Given data:
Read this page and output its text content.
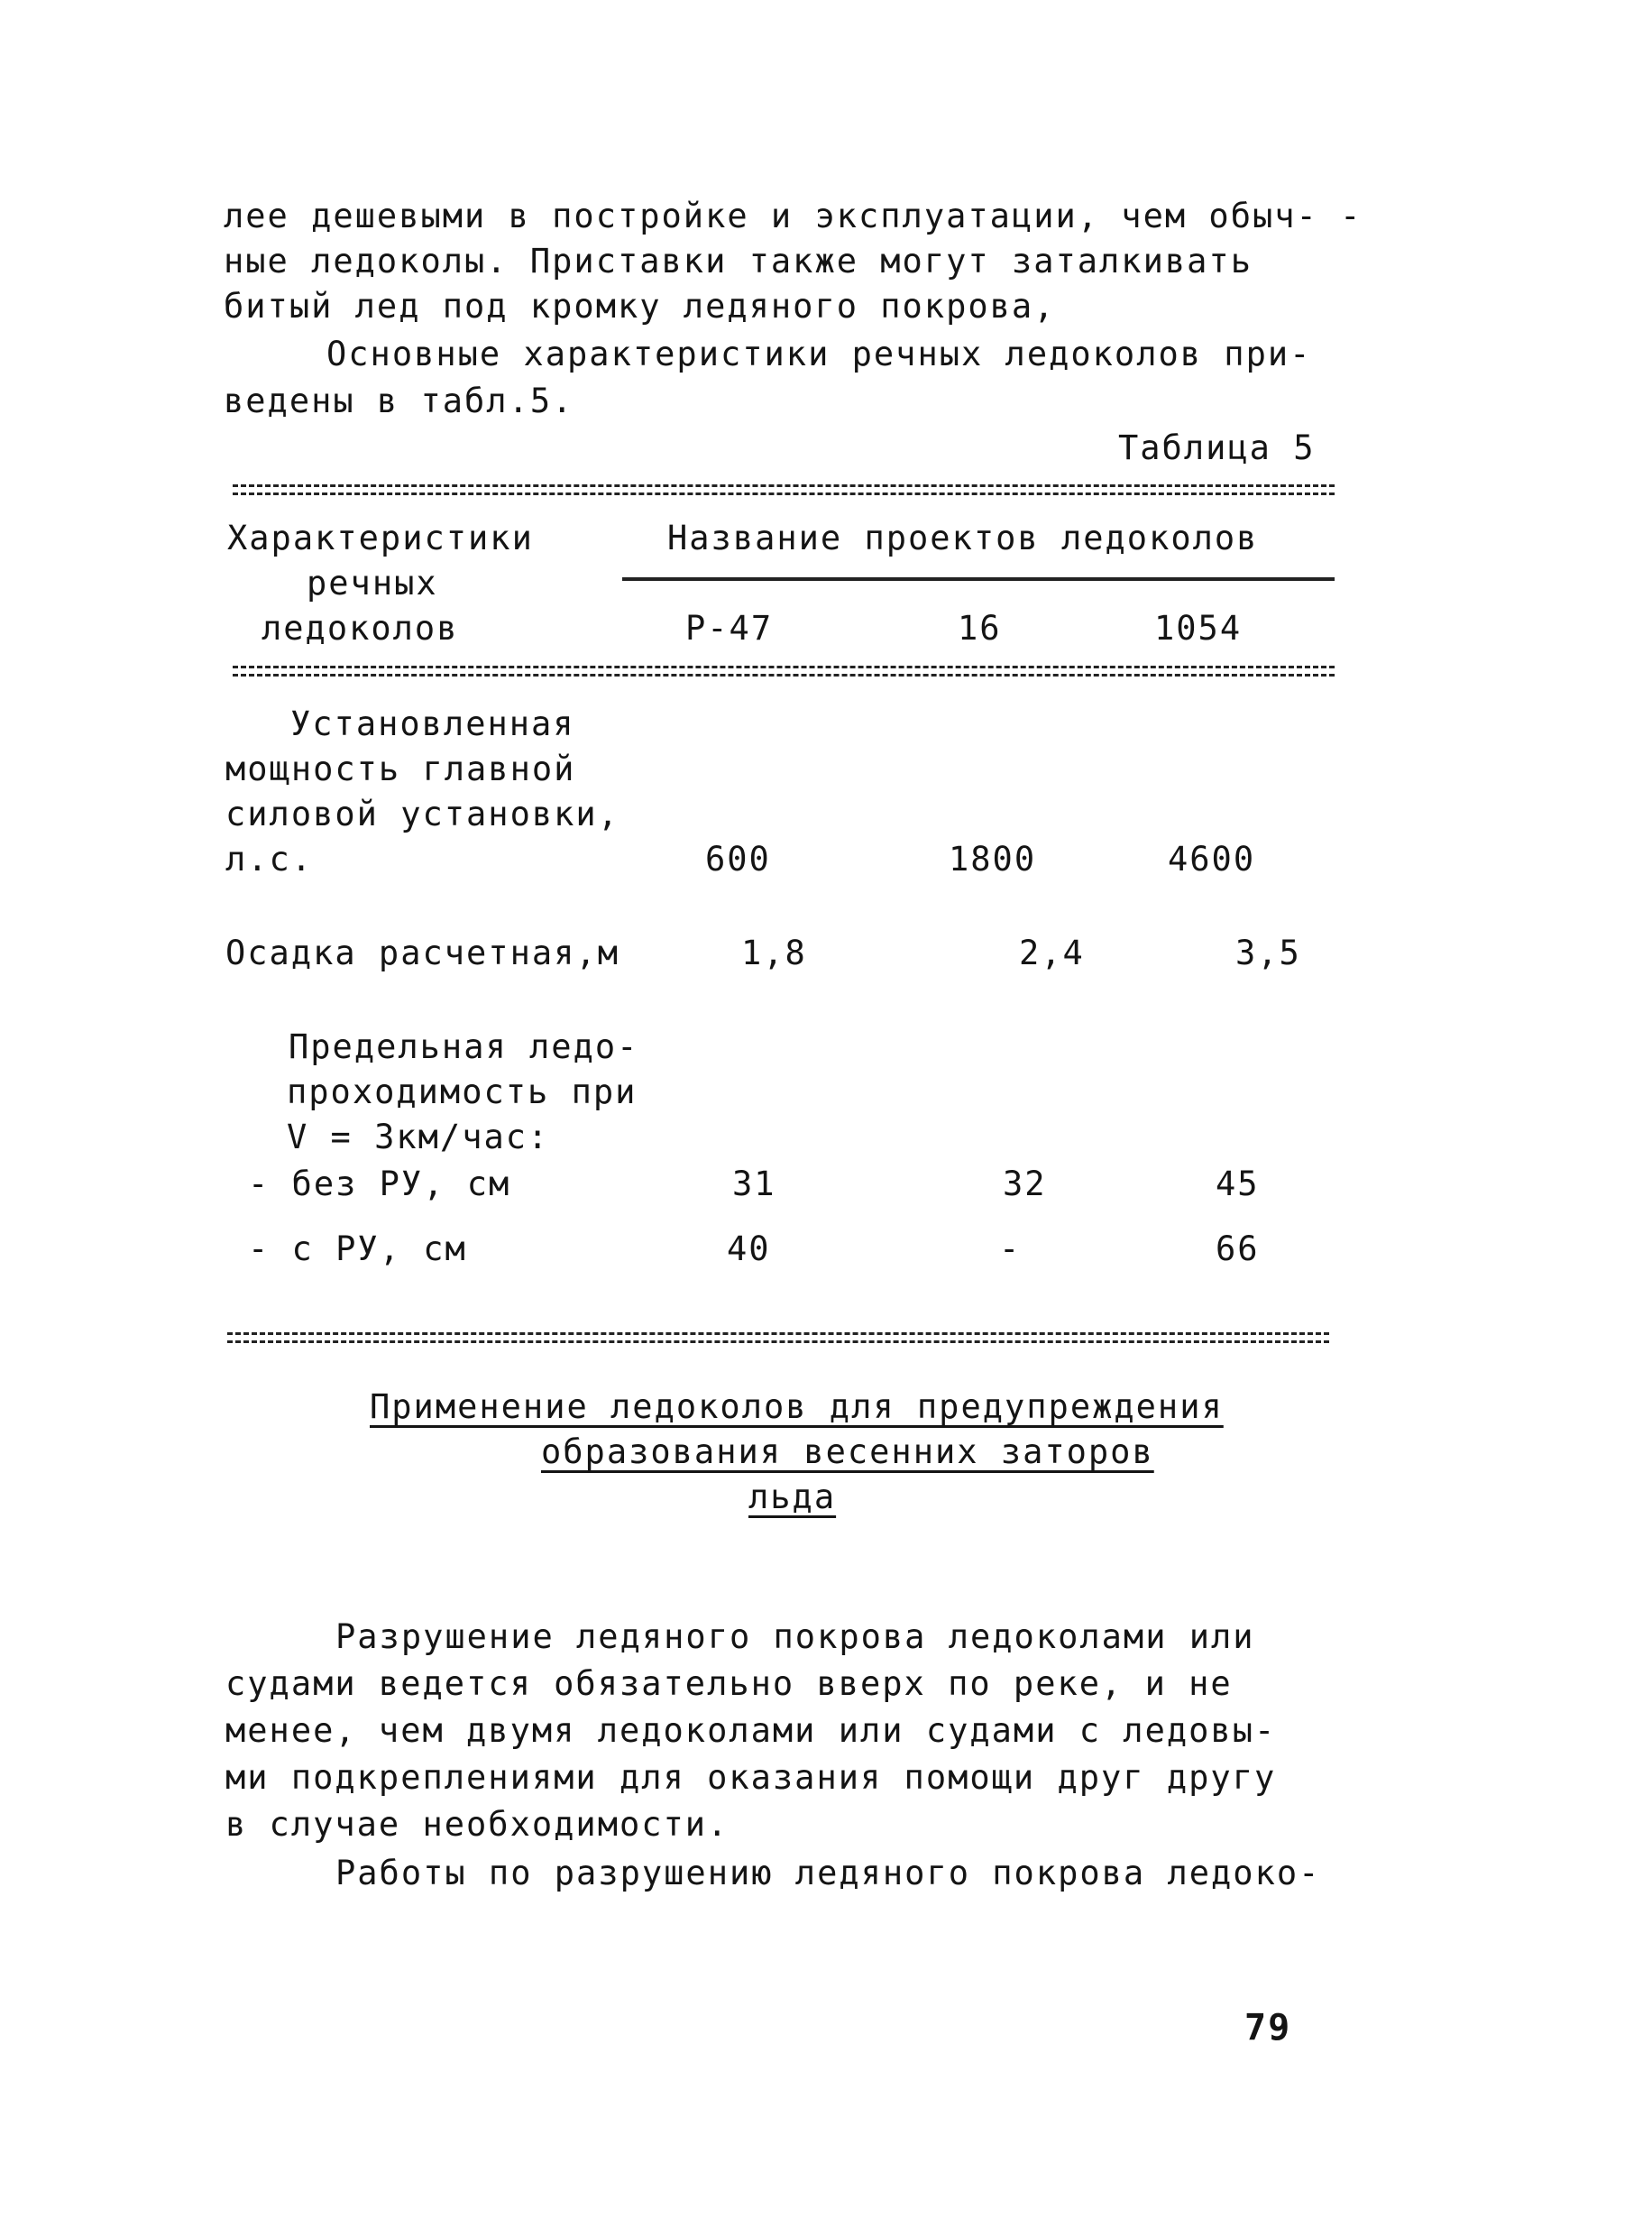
лее дешевыми в постройке и эксплуатации, чем обыч- -
ные ледоколы. Приставки также могут заталкивать
битый лед под кромку ледяного покрова,
Основные характеристики речных ледоколов при-
ведены в табл.5.
Таблица 5
Характеристики
речных
ледоколов
Название проектов ледоколов
Р-47	16	1054
Установленная
мощность главной
силовой установки,
л.с.	600	1800	4600
Осадка расчетная,м	1,8	2,4	3,5
Предельная ледо-
проходимость при
V = 3км/час:
- без РУ, см	31	32	45
- с РУ, см	40	-	66
Применение ледоколов для предупреждения
образования весенних заторов
льда
Разрушение ледяного покрова ледоколами или
судами ведется обязательно вверх по реке, и не
менее, чем двумя ледоколами или судами с ледовы-
ми подкреплениями для оказания помощи друг другу
в случае необходимости.
Работы по разрушению ледяного покрова ледоко-
79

Short exercise: Review the material and copy each line in which the word "судами" appears.

Solution:
судами ведется обязательно вверх по реке, и не
менее, чем двумя ледоколами или судами с ледовы-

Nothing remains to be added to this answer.